# TASK MATERIAL start

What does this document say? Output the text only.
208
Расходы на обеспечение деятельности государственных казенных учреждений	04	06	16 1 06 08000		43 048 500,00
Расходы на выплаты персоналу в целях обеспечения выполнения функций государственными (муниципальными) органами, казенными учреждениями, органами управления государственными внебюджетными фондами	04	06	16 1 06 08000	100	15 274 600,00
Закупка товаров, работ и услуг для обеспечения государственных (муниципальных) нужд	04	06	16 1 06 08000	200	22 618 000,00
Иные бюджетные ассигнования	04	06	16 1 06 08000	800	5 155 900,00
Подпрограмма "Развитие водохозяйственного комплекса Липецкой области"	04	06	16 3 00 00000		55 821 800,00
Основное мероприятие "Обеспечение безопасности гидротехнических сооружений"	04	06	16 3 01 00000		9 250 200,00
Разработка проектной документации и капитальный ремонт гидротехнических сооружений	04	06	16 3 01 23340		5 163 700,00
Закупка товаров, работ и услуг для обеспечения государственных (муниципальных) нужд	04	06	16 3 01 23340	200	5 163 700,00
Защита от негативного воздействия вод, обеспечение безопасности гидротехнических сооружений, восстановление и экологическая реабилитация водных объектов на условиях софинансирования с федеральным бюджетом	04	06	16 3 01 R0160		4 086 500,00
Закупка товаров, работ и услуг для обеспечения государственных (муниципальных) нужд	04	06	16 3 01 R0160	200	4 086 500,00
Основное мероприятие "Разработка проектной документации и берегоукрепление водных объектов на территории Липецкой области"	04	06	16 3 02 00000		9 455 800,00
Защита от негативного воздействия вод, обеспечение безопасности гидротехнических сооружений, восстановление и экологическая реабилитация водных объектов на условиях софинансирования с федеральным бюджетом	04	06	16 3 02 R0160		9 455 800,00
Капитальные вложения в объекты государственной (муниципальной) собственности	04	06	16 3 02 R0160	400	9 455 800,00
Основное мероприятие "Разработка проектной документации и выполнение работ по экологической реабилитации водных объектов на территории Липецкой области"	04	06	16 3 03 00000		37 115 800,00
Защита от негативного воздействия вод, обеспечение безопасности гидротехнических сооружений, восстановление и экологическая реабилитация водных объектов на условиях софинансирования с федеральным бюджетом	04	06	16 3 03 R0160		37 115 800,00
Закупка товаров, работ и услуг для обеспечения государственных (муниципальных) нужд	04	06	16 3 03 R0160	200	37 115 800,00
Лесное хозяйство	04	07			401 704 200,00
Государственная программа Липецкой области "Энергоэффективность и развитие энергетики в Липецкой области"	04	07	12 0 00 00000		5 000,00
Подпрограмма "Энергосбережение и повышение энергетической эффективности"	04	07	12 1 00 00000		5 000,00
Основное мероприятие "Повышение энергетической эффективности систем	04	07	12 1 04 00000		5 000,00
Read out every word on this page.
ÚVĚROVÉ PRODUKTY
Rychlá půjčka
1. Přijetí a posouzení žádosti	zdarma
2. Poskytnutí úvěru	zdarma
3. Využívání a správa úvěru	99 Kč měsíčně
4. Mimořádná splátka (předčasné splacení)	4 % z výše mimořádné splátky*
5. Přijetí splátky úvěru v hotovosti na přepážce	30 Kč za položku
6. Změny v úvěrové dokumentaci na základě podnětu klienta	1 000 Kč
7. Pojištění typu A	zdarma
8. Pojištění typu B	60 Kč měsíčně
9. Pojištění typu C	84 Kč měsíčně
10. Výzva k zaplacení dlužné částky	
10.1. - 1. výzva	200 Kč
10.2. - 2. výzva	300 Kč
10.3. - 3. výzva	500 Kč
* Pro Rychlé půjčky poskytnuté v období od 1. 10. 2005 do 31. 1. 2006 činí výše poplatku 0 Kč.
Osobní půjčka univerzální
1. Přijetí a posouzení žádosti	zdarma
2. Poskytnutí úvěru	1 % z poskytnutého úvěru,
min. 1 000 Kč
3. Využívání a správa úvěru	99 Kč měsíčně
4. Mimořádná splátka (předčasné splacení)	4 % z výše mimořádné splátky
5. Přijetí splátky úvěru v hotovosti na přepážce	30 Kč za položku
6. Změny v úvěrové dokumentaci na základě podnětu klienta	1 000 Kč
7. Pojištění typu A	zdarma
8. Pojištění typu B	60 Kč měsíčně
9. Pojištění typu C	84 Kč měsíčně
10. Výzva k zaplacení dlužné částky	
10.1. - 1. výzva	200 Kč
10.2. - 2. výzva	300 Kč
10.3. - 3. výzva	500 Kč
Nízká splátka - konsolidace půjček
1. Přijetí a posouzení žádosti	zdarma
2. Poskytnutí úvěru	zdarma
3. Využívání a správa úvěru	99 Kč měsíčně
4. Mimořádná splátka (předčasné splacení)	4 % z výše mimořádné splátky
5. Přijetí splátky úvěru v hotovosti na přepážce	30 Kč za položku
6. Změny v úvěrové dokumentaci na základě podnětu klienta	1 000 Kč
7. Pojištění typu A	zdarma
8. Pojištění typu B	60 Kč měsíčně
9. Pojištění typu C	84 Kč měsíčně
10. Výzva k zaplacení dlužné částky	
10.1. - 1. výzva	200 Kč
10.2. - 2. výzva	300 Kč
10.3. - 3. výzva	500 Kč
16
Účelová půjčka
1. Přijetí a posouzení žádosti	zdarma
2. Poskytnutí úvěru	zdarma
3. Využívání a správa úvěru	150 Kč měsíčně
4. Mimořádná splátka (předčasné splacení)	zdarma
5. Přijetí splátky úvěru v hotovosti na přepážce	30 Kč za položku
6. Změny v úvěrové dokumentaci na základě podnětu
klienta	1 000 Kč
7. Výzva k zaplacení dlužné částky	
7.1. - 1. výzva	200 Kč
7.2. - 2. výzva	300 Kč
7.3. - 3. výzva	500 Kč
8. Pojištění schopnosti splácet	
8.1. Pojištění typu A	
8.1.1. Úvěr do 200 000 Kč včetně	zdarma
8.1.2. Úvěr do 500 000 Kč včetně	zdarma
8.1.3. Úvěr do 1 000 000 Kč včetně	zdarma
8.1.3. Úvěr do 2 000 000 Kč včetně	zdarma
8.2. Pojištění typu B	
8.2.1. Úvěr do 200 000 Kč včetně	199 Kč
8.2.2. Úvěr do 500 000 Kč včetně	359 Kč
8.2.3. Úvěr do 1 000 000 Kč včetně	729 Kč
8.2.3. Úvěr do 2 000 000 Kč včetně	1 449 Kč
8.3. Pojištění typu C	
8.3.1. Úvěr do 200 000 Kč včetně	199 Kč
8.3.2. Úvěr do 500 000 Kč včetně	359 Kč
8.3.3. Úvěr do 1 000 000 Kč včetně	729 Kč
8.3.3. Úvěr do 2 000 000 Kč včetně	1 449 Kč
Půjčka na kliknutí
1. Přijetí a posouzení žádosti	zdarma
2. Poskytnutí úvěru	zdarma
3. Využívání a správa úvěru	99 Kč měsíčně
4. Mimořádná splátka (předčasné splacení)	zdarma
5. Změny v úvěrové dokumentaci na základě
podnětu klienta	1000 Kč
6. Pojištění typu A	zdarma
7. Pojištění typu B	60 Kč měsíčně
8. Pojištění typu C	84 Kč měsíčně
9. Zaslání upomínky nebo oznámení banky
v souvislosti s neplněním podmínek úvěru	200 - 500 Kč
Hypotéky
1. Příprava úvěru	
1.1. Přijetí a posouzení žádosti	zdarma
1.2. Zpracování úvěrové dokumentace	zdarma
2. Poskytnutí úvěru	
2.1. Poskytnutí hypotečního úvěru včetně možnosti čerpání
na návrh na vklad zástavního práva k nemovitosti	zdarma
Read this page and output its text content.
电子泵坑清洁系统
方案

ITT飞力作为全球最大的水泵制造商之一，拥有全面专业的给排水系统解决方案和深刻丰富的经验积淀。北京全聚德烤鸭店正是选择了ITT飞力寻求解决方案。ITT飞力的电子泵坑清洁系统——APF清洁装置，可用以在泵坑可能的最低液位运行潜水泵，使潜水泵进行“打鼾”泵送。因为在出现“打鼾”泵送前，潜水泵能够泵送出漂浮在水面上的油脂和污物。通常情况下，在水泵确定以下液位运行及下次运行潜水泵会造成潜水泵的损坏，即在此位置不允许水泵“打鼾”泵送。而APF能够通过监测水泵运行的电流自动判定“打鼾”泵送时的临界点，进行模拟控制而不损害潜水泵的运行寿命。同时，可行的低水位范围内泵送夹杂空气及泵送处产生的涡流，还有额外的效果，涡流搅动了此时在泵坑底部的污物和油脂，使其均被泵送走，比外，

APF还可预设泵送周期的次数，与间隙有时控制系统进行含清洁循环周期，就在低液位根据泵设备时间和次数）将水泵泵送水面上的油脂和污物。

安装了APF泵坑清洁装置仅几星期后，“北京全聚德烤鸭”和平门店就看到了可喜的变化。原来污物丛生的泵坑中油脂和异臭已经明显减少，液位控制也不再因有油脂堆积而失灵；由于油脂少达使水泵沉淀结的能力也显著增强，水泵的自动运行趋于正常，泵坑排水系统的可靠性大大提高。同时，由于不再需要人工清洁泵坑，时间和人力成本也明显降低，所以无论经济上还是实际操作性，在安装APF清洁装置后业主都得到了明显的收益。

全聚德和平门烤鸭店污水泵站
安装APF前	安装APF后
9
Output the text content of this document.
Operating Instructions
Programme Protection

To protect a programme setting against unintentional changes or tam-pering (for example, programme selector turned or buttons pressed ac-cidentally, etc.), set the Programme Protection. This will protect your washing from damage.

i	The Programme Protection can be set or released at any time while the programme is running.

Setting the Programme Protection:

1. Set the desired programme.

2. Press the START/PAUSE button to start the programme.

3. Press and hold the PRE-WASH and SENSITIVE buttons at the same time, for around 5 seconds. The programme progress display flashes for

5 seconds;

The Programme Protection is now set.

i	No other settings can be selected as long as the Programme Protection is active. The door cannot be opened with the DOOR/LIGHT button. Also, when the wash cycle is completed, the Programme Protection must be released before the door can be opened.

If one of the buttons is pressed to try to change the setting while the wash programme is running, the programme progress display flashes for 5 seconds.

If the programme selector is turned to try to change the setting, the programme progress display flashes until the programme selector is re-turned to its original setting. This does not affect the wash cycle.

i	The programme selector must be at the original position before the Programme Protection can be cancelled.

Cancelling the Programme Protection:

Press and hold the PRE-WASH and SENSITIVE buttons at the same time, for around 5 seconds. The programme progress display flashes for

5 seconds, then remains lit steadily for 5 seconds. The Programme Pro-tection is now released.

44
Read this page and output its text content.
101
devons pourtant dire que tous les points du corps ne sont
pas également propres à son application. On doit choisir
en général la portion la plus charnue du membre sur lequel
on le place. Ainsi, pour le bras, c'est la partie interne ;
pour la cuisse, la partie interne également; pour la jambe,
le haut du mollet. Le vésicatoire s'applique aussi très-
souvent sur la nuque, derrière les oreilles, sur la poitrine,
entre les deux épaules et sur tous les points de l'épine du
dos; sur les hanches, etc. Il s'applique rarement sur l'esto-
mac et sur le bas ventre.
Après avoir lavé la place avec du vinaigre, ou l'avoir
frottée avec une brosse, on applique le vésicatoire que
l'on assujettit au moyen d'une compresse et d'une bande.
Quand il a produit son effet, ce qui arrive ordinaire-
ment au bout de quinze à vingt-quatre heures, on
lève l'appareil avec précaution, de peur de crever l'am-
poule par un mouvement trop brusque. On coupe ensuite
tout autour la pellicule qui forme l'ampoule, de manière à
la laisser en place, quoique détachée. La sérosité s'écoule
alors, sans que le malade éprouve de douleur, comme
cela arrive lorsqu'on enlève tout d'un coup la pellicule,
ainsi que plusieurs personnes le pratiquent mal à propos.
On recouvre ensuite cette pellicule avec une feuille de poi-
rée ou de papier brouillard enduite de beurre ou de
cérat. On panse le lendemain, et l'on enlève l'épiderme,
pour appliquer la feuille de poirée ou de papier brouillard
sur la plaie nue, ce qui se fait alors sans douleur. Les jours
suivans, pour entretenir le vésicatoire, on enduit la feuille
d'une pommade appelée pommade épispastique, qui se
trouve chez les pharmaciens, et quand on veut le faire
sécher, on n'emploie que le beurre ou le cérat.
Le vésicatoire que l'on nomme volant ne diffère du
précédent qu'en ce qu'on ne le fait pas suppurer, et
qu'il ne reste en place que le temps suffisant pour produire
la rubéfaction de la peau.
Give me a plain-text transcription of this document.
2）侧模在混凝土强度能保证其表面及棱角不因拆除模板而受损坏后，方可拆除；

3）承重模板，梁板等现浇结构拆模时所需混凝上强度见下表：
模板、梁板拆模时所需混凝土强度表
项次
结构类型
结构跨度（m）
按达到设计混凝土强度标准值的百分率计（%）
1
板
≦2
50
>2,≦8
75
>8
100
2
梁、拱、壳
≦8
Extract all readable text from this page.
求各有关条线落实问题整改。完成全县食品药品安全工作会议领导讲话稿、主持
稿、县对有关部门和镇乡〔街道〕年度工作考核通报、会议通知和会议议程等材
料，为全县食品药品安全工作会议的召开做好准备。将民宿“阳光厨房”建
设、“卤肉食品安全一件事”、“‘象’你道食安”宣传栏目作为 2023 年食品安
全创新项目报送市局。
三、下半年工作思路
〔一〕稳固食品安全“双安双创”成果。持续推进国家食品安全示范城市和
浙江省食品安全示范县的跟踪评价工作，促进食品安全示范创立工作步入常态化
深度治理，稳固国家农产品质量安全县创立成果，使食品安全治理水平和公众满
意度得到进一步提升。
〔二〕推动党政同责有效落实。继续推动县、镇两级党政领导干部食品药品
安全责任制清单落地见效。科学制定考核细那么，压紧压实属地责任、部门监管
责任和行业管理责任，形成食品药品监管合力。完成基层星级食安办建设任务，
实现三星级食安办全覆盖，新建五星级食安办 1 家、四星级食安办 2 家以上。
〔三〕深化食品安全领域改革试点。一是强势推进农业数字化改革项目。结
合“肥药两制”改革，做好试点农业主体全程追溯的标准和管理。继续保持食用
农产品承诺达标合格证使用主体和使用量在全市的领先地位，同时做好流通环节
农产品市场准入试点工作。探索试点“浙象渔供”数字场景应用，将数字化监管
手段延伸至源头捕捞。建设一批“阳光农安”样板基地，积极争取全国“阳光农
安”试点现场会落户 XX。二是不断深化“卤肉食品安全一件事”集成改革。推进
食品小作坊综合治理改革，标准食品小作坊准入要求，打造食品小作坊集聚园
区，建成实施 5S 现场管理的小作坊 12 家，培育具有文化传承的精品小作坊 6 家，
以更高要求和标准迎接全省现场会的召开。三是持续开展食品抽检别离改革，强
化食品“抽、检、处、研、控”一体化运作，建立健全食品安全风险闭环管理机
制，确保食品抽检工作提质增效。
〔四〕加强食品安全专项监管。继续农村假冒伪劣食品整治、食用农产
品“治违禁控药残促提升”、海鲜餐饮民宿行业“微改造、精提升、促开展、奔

# TASK MATERIAL end

> [INSTRUCTION]: Collect from the data above every line that includes "гидротехнических".

> [RESULT]:
Основное мероприятие "Обеспечение безопасности гидротехнических сооружений"	04	06	16 3 01 00000		9 250 200,00
Разработка проектной документации и капитальный ремонт гидротехнических сооружений	04	06	16 3 01 23340		5 163 700,00
Защита от негативного воздействия вод, обеспечение безопасности гидротехнических сооружений, восстановление и экологическая реабилитация водных объектов на условиях софинансирования с федеральным бюджетом	04	06	16 3 01 R0160		4 086 500,00
Защита от негативного воздействия вод, обеспечение безопасности гидротехнических сооружений, восстановление и экологическая реабилитация водных объектов на условиях софинансирования с федеральным бюджетом	04	06	16 3 02 R0160		9 455 800,00
Защита от негативного воздействия вод, обеспечение безопасности гидротехнических сооружений, восстановление и экологическая реабилитация водных объектов на условиях софинансирования с федеральным бюджетом	04	06	16 3 03 R0160		37 115 800,00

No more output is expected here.